STORED ROWS:
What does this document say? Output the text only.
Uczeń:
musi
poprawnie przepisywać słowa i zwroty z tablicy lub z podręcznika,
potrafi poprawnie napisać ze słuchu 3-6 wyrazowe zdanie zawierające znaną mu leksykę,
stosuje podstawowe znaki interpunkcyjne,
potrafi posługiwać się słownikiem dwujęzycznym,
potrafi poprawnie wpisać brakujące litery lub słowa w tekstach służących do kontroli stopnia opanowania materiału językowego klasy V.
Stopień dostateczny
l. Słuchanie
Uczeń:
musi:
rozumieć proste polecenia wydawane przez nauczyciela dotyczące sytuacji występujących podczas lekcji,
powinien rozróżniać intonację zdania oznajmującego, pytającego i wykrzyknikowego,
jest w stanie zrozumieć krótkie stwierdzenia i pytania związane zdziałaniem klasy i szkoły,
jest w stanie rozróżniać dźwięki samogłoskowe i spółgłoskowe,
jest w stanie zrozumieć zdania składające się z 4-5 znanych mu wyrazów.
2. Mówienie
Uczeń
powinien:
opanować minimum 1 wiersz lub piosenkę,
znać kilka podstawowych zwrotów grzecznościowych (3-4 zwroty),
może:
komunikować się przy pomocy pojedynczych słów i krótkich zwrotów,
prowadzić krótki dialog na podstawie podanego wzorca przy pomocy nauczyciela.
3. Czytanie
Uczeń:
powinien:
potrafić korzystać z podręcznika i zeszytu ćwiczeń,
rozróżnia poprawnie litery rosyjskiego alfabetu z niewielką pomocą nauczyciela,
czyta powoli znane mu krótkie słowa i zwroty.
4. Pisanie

YOUR GOAL:
Please output the entire listing exactly as it stands.

RESULT:
What does this document say? Output the text only.
Uczeń:
musi
poprawnie przepisywać słowa i zwroty z tablicy lub z podręcznika,
potrafi poprawnie napisać ze słuchu 3-6 wyrazowe zdanie zawierające znaną mu leksykę,
stosuje podstawowe znaki interpunkcyjne,
potrafi posługiwać się słownikiem dwujęzycznym,
potrafi poprawnie wpisać brakujące litery lub słowa w tekstach służących do kontroli stopnia opanowania materiału językowego klasy V.
Stopień dostateczny
l. Słuchanie
Uczeń:
musi:
rozumieć proste polecenia wydawane przez nauczyciela dotyczące sytuacji występujących podczas lekcji,
powinien rozróżniać intonację zdania oznajmującego, pytającego i wykrzyknikowego,
jest w stanie zrozumieć krótkie stwierdzenia i pytania związane zdziałaniem klasy i szkoły,
jest w stanie rozróżniać dźwięki samogłoskowe i spółgłoskowe,
jest w stanie zrozumieć zdania składające się z 4-5 znanych mu wyrazów.
2. Mówienie
Uczeń
powinien:
opanować minimum 1 wiersz lub piosenkę,
znać kilka podstawowych zwrotów grzecznościowych (3-4 zwroty),
może:
komunikować się przy pomocy pojedynczych słów i krótkich zwrotów,
prowadzić krótki dialog na podstawie podanego wzorca przy pomocy nauczyciela.
3. Czytanie
Uczeń:
powinien:
potrafić korzystać z podręcznika i zeszytu ćwiczeń,
rozróżnia poprawnie litery rosyjskiego alfabetu z niewielką pomocą nauczyciela,
czyta powoli znane mu krótkie słowa i zwroty.
4. Pisanie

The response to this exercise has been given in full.